YOUR INSTRUCTIONS: Retype the material that follows, keeping every word as it is.

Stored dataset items
------------------------------------

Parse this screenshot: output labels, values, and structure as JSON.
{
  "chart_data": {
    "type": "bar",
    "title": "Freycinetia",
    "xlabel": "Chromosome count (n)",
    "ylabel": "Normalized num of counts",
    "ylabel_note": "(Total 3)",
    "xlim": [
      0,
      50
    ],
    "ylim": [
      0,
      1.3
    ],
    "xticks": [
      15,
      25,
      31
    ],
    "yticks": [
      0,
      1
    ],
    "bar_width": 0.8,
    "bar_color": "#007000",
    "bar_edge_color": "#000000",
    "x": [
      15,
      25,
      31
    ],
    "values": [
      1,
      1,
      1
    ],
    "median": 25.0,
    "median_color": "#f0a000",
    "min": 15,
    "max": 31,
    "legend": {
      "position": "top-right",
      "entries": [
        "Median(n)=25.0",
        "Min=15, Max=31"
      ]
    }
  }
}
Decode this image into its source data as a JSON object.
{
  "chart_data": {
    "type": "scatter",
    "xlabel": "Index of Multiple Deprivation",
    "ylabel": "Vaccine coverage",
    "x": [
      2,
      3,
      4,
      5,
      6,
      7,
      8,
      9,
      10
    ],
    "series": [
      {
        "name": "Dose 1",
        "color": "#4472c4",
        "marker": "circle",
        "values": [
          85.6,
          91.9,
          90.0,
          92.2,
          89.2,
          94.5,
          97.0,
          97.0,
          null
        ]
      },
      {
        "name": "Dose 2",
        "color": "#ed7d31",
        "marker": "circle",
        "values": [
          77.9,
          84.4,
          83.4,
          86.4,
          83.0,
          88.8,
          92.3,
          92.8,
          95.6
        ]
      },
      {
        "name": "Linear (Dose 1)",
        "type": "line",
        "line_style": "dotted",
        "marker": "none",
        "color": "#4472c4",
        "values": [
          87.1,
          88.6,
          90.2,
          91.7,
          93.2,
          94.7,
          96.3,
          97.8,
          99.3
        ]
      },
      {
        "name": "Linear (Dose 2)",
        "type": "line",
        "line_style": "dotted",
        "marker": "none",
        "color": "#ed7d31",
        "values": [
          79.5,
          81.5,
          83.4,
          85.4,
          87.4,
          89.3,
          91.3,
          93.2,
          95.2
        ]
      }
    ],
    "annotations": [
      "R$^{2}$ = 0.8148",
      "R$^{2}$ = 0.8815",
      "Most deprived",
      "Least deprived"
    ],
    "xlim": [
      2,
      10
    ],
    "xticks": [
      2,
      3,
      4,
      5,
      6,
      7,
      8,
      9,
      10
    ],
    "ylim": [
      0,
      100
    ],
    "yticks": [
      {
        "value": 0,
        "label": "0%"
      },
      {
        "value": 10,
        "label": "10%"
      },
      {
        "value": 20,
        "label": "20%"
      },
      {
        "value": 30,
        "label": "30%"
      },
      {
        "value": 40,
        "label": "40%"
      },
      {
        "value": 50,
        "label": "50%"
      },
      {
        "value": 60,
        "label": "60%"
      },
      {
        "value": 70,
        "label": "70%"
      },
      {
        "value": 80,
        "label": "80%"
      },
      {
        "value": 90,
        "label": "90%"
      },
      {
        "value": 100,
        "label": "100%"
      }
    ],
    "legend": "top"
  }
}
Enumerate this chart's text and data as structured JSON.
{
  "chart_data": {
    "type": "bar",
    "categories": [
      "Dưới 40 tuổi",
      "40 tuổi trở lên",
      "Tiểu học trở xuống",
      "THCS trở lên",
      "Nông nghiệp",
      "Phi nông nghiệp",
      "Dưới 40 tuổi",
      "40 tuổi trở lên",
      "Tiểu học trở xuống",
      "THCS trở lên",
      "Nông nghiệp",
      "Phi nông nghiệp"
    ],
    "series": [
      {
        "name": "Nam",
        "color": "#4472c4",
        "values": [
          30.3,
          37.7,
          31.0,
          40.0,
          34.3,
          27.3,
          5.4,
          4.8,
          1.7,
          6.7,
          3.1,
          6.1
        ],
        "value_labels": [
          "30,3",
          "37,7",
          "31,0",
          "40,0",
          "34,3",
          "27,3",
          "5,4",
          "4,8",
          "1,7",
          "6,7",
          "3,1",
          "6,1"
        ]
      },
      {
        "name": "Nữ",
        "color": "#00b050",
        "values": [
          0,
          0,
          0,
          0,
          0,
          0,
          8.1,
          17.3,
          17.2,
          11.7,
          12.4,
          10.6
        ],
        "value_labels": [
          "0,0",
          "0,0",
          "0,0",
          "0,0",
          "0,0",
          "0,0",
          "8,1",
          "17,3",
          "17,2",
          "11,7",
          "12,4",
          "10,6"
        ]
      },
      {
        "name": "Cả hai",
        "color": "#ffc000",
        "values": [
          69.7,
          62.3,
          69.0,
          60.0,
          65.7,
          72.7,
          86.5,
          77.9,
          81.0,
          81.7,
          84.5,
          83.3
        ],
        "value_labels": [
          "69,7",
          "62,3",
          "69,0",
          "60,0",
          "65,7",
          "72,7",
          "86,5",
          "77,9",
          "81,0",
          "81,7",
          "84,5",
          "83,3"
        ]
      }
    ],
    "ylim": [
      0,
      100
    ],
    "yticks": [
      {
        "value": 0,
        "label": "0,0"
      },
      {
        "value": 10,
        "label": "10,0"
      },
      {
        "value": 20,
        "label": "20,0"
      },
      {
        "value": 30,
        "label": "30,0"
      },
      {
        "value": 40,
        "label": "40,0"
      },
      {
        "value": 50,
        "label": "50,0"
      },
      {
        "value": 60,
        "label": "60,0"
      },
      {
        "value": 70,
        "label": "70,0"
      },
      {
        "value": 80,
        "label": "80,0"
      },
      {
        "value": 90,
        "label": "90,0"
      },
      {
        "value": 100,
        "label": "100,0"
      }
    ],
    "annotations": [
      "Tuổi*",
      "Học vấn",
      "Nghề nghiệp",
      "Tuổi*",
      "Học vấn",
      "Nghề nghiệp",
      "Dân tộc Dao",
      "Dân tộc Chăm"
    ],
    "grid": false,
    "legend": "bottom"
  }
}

------------------------------------

EXERCISE SOLUTION:
Parse this screenshot: output labels, values, and structure as JSON.
{
  "chart_data": {
    "type": "bar",
    "title": "Freycinetia",
    "xlabel": "Chromosome count (n)",
    "ylabel": "Normalized num of counts",
    "ylabel_note": "(Total 3)",
    "xlim": [
      0,
      50
    ],
    "ylim": [
      0,
      1.3
    ],
    "xticks": [
      15,
      25,
      31
    ],
    "yticks": [
      0,
      1
    ],
    "bar_width": 0.8,
    "bar_color": "#007000",
    "bar_edge_color": "#000000",
    "x": [
      15,
      25,
      31
    ],
    "values": [
      1,
      1,
      1
    ],
    "median": 25.0,
    "median_color": "#f0a000",
    "min": 15,
    "max": 31,
    "legend": {
      "position": "top-right",
      "entries": [
        "Median(n)=25.0",
        "Min=15, Max=31"
      ]
    }
  }
}
Decode this image into its source data as a JSON object.
{
  "chart_data": {
    "type": "scatter",
    "xlabel": "Index of Multiple Deprivation",
    "ylabel": "Vaccine coverage",
    "x": [
      2,
      3,
      4,
      5,
      6,
      7,
      8,
      9,
      10
    ],
    "series": [
      {
        "name": "Dose 1",
        "color": "#4472c4",
        "marker": "circle",
        "values": [
          85.6,
          91.9,
          90.0,
          92.2,
          89.2,
          94.5,
          97.0,
          97.0,
          null
        ]
      },
      {
        "name": "Dose 2",
        "color": "#ed7d31",
        "marker": "circle",
        "values": [
          77.9,
          84.4,
          83.4,
          86.4,
          83.0,
          88.8,
          92.3,
          92.8,
          95.6
        ]
      },
      {
        "name": "Linear (Dose 1)",
        "type": "line",
        "line_style": "dotted",
        "marker": "none",
        "color": "#4472c4",
        "values": [
          87.1,
          88.6,
          90.2,
          91.7,
          93.2,
          94.7,
          96.3,
          97.8,
          99.3
        ]
      },
      {
        "name": "Linear (Dose 2)",
        "type": "line",
        "line_style": "dotted",
        "marker": "none",
        "color": "#ed7d31",
        "values": [
          79.5,
          81.5,
          83.4,
          85.4,
          87.4,
          89.3,
          91.3,
          93.2,
          95.2
        ]
      }
    ],
    "annotations": [
      "R$^{2}$ = 0.8148",
      "R$^{2}$ = 0.8815",
      "Most deprived",
      "Least deprived"
    ],
    "xlim": [
      2,
      10
    ],
    "xticks": [
      2,
      3,
      4,
      5,
      6,
      7,
      8,
      9,
      10
    ],
    "ylim": [
      0,
      100
    ],
    "yticks": [
      {
        "value": 0,
        "label": "0%"
      },
      {
        "value": 10,
        "label": "10%"
      },
      {
        "value": 20,
        "label": "20%"
      },
      {
        "value": 30,
        "label": "30%"
      },
      {
        "value": 40,
        "label": "40%"
      },
      {
        "value": 50,
        "label": "50%"
      },
      {
        "value": 60,
        "label": "60%"
      },
      {
        "value": 70,
        "label": "70%"
      },
      {
        "value": 80,
        "label": "80%"
      },
      {
        "value": 90,
        "label": "90%"
      },
      {
        "value": 100,
        "label": "100%"
      }
    ],
    "legend": "top"
  }
}
Enumerate this chart's text and data as structured JSON.
{
  "chart_data": {
    "type": "bar",
    "categories": [
      "Dưới 40 tuổi",
      "40 tuổi trở lên",
      "Tiểu học trở xuống",
      "THCS trở lên",
      "Nông nghiệp",
      "Phi nông nghiệp",
      "Dưới 40 tuổi",
      "40 tuổi trở lên",
      "Tiểu học trở xuống",
      "THCS trở lên",
      "Nông nghiệp",
      "Phi nông nghiệp"
    ],
    "series": [
      {
        "name": "Nam",
        "color": "#4472c4",
        "values": [
          30.3,
          37.7,
          31.0,
          40.0,
          34.3,
          27.3,
          5.4,
          4.8,
          1.7,
          6.7,
          3.1,
          6.1
        ],
        "value_labels": [
          "30,3",
          "37,7",
          "31,0",
          "40,0",
          "34,3",
          "27,3",
          "5,4",
          "4,8",
          "1,7",
          "6,7",
          "3,1",
          "6,1"
        ]
      },
      {
        "name": "Nữ",
        "color": "#00b050",
        "values": [
          0,
          0,
          0,
          0,
          0,
          0,
          8.1,
          17.3,
          17.2,
          11.7,
          12.4,
          10.6
        ],
        "value_labels": [
          "0,0",
          "0,0",
          "0,0",
          "0,0",
          "0,0",
          "0,0",
          "8,1",
          "17,3",
          "17,2",
          "11,7",
          "12,4",
          "10,6"
        ]
      },
      {
        "name": "Cả hai",
        "color": "#ffc000",
        "values": [
          69.7,
          62.3,
          69.0,
          60.0,
          65.7,
          72.7,
          86.5,
          77.9,
          81.0,
          81.7,
          84.5,
          83.3
        ],
        "value_labels": [
          "69,7",
          "62,3",
          "69,0",
          "60,0",
          "65,7",
          "72,7",
          "86,5",
          "77,9",
          "81,0",
          "81,7",
          "84,5",
          "83,3"
        ]
      }
    ],
    "ylim": [
      0,
      100
    ],
    "yticks": [
      {
        "value": 0,
        "label": "0,0"
      },
      {
        "value": 10,
        "label": "10,0"
      },
      {
        "value": 20,
        "label": "20,0"
      },
      {
        "value": 30,
        "label": "30,0"
      },
      {
        "value": 40,
        "label": "40,0"
      },
      {
        "value": 50,
        "label": "50,0"
      },
      {
        "value": 60,
        "label": "60,0"
      },
      {
        "value": 70,
        "label": "70,0"
      },
      {
        "value": 80,
        "label": "80,0"
      },
      {
        "value": 90,
        "label": "90,0"
      },
      {
        "value": 100,
        "label": "100,0"
      }
    ],
    "annotations": [
      "Tuổi*",
      "Học vấn",
      "Nghề nghiệp",
      "Tuổi*",
      "Học vấn",
      "Nghề nghiệp",
      "Dân tộc Dao",
      "Dân tộc Chăm"
    ],
    "grid": false,
    "legend": "bottom"
  }
}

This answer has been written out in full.